(Stored items)
________________________

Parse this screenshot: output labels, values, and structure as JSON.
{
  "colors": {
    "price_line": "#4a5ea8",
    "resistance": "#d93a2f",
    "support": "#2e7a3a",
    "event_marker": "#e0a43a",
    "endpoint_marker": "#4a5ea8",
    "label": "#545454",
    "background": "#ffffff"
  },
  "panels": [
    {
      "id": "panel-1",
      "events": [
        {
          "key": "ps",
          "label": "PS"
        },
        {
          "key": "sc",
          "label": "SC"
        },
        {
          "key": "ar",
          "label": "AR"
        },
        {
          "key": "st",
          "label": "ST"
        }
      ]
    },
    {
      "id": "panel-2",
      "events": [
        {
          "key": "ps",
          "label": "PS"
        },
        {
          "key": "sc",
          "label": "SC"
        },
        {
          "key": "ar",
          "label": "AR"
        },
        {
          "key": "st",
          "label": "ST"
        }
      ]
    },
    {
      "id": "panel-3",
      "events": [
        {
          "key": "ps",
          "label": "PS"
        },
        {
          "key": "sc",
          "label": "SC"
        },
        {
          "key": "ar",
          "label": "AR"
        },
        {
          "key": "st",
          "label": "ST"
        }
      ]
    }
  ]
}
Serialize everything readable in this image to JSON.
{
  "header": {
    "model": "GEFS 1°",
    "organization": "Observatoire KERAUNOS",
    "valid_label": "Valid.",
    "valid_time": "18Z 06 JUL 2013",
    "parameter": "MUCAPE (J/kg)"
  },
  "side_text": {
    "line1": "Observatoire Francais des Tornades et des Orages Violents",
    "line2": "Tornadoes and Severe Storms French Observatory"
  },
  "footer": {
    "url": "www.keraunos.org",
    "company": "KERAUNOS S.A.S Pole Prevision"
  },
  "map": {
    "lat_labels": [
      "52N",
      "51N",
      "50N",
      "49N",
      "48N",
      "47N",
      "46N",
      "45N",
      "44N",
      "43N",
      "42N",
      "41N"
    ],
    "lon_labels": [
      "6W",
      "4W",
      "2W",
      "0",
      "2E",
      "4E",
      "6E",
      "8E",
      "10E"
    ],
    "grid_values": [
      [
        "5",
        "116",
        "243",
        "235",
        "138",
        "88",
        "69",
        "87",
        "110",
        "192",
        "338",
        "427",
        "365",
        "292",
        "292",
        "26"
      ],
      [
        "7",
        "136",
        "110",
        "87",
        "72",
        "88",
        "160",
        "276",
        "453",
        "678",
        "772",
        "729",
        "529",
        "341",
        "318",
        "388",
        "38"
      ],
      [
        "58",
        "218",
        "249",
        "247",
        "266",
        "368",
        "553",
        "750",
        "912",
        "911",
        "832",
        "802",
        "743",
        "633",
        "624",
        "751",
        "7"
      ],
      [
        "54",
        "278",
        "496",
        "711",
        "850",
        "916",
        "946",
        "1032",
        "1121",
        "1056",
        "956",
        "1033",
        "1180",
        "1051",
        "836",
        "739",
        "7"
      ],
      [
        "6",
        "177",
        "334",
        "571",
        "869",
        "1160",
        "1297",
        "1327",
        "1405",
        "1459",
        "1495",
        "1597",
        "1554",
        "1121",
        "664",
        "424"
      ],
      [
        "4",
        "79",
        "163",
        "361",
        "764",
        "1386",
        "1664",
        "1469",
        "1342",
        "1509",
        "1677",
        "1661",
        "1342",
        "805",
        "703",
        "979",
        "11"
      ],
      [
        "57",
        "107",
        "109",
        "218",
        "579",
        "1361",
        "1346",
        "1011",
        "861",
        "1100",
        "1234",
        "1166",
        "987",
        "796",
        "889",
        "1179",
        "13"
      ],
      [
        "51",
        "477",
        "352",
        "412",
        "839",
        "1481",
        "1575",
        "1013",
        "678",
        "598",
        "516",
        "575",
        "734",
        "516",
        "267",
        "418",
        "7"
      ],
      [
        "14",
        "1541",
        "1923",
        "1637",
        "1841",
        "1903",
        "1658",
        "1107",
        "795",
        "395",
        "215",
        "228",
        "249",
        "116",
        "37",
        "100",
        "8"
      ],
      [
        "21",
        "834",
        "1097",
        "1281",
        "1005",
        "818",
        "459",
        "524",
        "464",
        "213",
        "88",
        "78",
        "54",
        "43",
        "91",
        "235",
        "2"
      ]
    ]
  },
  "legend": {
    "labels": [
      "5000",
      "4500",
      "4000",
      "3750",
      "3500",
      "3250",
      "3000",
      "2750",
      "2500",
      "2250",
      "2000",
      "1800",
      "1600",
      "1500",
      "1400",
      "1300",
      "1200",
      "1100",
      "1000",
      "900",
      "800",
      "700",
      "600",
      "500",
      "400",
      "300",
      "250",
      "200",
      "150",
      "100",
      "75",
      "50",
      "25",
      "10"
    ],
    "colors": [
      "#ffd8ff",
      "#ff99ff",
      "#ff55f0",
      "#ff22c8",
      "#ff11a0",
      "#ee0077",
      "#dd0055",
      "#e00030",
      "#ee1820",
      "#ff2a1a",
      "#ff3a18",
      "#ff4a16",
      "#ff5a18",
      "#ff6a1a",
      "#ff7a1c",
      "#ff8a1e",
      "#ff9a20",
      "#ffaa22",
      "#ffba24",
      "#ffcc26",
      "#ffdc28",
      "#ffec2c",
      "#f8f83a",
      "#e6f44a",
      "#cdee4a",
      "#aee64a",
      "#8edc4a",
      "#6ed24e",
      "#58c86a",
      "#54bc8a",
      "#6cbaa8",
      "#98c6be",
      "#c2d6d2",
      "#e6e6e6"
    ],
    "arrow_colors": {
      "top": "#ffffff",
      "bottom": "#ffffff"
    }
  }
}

________________________

Prompt:
Say the number of lines in the listing that hold "JSON", with no added words.

Response to this exercise:
2